Stored data entries
===============

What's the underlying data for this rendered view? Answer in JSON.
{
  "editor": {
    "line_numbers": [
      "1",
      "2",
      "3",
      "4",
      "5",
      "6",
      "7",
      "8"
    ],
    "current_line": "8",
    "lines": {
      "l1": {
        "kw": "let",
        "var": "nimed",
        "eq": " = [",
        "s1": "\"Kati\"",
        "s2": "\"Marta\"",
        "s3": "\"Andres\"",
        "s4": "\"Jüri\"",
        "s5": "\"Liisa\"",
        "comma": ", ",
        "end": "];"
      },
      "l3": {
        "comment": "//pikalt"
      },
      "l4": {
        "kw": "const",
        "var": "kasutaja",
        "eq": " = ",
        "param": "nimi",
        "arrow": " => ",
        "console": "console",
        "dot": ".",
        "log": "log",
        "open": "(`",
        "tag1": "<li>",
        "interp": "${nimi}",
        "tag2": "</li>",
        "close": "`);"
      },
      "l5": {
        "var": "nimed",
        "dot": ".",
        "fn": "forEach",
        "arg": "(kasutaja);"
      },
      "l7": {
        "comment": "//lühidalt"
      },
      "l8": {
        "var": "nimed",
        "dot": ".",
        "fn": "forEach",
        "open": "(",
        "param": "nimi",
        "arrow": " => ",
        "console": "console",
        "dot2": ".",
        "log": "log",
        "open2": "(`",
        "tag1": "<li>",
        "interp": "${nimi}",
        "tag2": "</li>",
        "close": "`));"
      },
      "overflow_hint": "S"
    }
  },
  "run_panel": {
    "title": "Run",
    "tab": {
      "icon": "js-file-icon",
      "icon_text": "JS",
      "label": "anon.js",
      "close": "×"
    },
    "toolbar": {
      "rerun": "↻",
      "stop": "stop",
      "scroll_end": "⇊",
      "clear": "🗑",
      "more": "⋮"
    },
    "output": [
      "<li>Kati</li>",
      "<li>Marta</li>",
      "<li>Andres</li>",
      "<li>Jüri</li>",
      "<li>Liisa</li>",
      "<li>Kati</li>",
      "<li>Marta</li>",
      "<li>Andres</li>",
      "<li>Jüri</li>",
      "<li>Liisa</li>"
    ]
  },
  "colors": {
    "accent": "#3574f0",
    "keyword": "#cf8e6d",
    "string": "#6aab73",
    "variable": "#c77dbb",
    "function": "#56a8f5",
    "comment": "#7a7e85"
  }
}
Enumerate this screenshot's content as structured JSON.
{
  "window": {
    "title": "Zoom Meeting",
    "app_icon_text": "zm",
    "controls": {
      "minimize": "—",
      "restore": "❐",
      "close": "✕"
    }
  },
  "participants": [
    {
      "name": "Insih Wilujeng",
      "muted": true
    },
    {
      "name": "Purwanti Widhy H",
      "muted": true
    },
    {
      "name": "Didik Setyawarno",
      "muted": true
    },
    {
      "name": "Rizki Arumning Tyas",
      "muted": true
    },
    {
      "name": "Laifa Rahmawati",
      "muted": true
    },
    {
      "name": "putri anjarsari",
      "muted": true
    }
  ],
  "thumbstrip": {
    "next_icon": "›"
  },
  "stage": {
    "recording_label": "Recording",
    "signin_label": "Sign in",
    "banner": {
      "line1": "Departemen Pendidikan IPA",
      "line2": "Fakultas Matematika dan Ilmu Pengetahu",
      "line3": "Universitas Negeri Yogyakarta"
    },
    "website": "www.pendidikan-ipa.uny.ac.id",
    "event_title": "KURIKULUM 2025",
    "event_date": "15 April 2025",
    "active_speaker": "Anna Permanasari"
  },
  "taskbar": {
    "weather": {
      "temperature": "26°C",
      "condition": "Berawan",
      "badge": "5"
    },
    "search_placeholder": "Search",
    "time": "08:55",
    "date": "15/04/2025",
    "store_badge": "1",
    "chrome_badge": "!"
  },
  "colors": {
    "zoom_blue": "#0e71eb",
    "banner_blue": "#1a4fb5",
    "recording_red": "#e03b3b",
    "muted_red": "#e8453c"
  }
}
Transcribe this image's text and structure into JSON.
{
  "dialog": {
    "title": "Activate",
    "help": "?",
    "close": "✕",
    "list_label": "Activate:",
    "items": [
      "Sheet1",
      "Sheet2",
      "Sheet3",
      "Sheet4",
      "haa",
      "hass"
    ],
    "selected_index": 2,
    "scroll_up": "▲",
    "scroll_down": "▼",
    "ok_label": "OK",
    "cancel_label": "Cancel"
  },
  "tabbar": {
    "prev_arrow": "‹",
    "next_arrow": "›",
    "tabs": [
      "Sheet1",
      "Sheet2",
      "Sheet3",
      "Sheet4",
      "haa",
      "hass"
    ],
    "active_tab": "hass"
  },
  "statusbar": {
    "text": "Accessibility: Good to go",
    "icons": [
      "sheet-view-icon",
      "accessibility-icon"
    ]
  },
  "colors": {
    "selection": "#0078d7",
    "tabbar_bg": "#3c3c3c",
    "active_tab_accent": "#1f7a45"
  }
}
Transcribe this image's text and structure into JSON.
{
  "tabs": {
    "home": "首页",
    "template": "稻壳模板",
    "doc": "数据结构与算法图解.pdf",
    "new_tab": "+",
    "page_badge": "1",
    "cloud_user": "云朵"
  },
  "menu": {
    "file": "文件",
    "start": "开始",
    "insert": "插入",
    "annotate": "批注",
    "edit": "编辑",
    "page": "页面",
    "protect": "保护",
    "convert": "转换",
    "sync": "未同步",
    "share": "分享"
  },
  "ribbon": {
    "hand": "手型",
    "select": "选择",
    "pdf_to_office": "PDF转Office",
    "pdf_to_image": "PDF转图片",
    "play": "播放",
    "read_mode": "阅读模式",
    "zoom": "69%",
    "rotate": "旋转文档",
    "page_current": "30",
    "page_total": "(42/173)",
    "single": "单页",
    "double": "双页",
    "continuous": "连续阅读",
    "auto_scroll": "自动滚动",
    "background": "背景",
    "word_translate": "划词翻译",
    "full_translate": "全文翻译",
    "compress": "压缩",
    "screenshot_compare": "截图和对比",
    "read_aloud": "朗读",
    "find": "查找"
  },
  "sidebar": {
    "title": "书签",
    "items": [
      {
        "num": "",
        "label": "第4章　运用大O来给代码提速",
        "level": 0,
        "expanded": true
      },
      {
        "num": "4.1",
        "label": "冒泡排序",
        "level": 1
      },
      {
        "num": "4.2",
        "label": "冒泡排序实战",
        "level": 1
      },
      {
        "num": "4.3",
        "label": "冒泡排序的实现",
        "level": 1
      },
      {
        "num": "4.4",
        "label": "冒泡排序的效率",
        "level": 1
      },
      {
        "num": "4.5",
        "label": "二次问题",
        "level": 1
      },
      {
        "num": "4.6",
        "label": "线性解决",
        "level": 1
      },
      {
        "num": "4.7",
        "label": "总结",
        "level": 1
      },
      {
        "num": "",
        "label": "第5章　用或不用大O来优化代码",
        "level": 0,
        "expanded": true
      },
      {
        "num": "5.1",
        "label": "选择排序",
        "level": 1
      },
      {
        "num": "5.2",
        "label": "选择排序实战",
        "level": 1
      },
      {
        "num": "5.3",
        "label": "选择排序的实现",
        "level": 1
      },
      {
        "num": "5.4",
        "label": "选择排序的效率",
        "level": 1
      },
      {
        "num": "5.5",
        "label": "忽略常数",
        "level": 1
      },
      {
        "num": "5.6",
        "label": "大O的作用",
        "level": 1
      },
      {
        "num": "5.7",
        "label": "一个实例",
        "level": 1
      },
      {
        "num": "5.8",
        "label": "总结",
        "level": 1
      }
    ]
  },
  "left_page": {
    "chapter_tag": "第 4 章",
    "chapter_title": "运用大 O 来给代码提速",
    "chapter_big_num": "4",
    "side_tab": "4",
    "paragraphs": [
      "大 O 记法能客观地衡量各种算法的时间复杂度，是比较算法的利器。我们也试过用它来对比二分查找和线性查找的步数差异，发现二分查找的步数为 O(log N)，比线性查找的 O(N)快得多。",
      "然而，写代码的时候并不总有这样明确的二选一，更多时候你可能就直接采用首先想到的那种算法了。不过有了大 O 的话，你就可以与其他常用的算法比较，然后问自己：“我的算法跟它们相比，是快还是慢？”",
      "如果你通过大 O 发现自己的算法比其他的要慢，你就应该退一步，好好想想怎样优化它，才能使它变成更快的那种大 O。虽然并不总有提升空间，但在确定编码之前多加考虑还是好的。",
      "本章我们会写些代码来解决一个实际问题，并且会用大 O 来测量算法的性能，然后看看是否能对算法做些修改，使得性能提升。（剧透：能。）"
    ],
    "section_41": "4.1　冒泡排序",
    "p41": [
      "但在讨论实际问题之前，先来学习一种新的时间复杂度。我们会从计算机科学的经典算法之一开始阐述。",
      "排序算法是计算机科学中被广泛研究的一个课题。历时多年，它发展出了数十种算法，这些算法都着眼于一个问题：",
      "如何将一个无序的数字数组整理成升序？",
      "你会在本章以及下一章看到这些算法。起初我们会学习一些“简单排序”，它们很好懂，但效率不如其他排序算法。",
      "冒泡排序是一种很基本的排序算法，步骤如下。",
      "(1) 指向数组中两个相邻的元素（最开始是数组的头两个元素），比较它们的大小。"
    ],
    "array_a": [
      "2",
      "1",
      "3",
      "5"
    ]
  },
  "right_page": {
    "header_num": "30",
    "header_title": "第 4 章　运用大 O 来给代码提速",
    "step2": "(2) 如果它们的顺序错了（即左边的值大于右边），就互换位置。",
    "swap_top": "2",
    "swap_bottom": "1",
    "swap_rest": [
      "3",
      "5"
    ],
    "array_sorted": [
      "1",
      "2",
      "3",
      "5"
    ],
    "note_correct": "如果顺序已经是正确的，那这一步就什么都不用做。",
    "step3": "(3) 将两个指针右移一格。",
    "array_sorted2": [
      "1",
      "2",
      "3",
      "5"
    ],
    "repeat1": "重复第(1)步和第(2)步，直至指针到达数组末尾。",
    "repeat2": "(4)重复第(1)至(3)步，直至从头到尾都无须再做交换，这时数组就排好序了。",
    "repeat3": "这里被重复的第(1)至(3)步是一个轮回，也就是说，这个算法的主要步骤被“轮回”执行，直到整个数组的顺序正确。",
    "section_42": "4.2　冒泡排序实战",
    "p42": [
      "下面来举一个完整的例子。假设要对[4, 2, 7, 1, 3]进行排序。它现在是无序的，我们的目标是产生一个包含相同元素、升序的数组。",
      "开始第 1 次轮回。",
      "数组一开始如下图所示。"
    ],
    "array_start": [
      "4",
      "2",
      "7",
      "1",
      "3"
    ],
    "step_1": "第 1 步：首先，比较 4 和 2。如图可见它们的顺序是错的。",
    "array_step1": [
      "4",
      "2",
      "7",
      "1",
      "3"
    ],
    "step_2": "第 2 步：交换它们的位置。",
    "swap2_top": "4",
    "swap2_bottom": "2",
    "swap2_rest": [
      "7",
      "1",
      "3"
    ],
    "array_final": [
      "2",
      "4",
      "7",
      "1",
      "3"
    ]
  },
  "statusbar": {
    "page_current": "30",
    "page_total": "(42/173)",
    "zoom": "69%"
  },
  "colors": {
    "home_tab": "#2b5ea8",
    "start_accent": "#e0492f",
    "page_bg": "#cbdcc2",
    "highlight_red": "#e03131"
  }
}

===============

▸ **Set task**:
Find the string "JSON" in the records, then copy each line where it occurs.

▸ **Answer in full**:
What's the underlying data for this rendered view? Answer in JSON.
Enumerate this screenshot's content as structured JSON.
Transcribe this image's text and structure into JSON.
Transcribe this image's text and structure into JSON.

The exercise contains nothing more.